Listed records -
--- Start ---

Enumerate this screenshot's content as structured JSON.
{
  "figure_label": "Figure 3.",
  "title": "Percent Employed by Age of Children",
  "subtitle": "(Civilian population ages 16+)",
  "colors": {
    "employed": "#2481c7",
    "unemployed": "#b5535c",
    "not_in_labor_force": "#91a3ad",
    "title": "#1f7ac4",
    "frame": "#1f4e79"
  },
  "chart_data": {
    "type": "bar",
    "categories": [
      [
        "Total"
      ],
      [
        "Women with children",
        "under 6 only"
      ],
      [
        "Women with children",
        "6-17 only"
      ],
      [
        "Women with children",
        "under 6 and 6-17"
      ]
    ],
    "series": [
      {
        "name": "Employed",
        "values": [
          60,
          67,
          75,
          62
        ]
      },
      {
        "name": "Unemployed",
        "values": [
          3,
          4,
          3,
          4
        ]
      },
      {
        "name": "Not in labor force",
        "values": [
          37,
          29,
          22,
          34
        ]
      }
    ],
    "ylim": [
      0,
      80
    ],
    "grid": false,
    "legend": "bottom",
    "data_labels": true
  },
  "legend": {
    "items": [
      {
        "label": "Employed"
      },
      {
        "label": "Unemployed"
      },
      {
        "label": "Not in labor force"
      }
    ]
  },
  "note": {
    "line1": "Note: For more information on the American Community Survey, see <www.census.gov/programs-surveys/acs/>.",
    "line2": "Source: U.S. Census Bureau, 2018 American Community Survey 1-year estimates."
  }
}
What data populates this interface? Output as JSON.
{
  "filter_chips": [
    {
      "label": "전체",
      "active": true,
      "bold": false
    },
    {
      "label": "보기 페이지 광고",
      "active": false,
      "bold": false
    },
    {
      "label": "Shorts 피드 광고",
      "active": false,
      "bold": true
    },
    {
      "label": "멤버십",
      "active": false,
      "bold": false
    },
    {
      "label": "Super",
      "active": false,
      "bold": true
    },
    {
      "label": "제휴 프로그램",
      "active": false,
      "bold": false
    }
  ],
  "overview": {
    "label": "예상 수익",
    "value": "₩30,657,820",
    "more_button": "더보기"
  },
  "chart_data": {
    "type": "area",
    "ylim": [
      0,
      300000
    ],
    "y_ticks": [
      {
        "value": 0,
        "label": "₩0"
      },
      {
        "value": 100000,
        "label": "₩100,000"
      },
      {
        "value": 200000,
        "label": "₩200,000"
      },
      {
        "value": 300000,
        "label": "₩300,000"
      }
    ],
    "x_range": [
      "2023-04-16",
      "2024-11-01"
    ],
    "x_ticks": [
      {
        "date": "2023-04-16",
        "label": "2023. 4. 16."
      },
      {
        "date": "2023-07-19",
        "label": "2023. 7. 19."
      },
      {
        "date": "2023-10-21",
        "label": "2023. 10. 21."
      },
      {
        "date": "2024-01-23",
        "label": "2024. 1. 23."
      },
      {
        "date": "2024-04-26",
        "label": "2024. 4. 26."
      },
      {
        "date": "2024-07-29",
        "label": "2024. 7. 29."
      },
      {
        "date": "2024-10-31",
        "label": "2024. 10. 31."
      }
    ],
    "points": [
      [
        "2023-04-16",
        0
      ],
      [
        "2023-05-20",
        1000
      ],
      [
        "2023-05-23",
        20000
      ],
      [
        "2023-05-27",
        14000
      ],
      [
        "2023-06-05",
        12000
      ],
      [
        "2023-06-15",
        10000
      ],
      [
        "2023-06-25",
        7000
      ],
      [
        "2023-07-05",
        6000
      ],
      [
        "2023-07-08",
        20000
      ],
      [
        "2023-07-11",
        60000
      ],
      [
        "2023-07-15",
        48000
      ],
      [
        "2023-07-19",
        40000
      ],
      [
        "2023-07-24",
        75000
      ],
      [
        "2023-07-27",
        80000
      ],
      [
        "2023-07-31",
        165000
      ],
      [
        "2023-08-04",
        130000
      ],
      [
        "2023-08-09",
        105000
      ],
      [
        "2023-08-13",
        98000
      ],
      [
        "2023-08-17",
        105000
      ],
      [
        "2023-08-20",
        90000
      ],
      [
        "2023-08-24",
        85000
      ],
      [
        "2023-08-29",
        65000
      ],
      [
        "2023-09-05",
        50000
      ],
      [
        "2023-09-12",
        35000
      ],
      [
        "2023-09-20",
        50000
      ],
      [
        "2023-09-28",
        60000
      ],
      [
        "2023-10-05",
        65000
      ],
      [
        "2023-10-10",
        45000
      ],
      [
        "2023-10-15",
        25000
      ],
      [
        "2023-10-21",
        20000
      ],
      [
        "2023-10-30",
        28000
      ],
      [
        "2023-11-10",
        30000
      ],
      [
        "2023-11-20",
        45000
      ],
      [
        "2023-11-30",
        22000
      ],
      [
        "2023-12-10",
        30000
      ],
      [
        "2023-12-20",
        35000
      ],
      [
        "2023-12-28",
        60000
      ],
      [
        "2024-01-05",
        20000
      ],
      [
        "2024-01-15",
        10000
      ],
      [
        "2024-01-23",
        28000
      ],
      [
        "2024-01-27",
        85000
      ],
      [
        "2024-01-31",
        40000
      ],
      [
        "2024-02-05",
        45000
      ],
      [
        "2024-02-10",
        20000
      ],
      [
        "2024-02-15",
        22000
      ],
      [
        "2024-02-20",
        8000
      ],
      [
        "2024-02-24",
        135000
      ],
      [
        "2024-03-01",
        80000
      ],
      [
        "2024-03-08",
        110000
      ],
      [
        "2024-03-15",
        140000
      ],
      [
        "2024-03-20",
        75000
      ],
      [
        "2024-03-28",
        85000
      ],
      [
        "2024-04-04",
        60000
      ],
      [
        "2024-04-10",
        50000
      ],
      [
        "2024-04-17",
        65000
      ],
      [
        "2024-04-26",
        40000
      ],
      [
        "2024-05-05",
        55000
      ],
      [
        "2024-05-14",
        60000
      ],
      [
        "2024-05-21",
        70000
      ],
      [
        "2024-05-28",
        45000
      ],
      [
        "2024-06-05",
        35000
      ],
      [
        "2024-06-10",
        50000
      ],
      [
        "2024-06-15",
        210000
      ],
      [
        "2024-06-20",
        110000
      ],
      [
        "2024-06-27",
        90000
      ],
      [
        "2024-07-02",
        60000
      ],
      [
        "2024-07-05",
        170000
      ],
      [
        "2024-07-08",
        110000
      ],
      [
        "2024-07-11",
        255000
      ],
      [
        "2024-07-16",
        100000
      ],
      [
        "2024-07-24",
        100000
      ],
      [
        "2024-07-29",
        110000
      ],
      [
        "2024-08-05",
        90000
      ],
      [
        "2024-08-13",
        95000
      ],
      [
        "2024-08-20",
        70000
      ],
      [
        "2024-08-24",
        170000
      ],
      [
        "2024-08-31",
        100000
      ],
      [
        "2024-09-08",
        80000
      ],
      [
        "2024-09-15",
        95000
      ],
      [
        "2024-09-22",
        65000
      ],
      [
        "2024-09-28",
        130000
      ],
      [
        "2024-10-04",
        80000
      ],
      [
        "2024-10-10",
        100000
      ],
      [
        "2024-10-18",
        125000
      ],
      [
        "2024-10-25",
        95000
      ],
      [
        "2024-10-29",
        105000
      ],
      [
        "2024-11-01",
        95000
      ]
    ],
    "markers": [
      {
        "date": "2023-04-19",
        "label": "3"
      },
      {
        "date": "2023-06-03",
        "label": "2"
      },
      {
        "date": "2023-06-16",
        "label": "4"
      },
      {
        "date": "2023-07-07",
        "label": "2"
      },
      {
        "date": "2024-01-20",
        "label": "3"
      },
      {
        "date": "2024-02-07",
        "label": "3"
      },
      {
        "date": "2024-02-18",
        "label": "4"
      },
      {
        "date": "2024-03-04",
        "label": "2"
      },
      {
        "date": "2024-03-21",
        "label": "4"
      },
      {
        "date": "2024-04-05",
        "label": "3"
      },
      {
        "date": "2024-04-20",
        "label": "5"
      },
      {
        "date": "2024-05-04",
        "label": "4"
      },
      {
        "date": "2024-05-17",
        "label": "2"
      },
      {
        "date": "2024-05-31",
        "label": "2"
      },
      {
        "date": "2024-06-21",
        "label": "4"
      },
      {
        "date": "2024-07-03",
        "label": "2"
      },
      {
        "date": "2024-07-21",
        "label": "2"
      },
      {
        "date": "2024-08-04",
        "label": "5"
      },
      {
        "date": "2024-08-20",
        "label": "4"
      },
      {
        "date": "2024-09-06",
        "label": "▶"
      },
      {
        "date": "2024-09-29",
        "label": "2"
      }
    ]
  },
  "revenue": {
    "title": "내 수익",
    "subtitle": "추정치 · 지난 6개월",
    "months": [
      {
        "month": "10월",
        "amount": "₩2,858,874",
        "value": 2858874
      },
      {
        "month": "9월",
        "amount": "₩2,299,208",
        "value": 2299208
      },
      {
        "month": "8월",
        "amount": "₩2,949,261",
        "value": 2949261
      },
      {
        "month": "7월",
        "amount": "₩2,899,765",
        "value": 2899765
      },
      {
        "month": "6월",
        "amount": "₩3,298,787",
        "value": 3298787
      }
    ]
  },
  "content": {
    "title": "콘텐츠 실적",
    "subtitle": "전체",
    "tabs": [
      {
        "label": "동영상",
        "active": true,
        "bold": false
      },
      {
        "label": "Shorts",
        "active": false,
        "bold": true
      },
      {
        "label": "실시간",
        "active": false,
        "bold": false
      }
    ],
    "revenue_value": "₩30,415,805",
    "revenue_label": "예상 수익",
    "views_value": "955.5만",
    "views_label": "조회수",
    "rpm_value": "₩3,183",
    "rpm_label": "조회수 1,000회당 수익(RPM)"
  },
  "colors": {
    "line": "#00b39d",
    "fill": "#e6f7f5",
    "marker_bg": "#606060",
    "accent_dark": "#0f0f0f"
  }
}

--- End ---

Task brief - Copy every line that includes the string "amount" from the material above.

Solution to the problem -
        "amount": "₩2,858,874",
        "amount": "₩2,299,208",
        "amount": "₩2,949,261",
        "amount": "₩2,899,765",
        "amount": "₩3,298,787",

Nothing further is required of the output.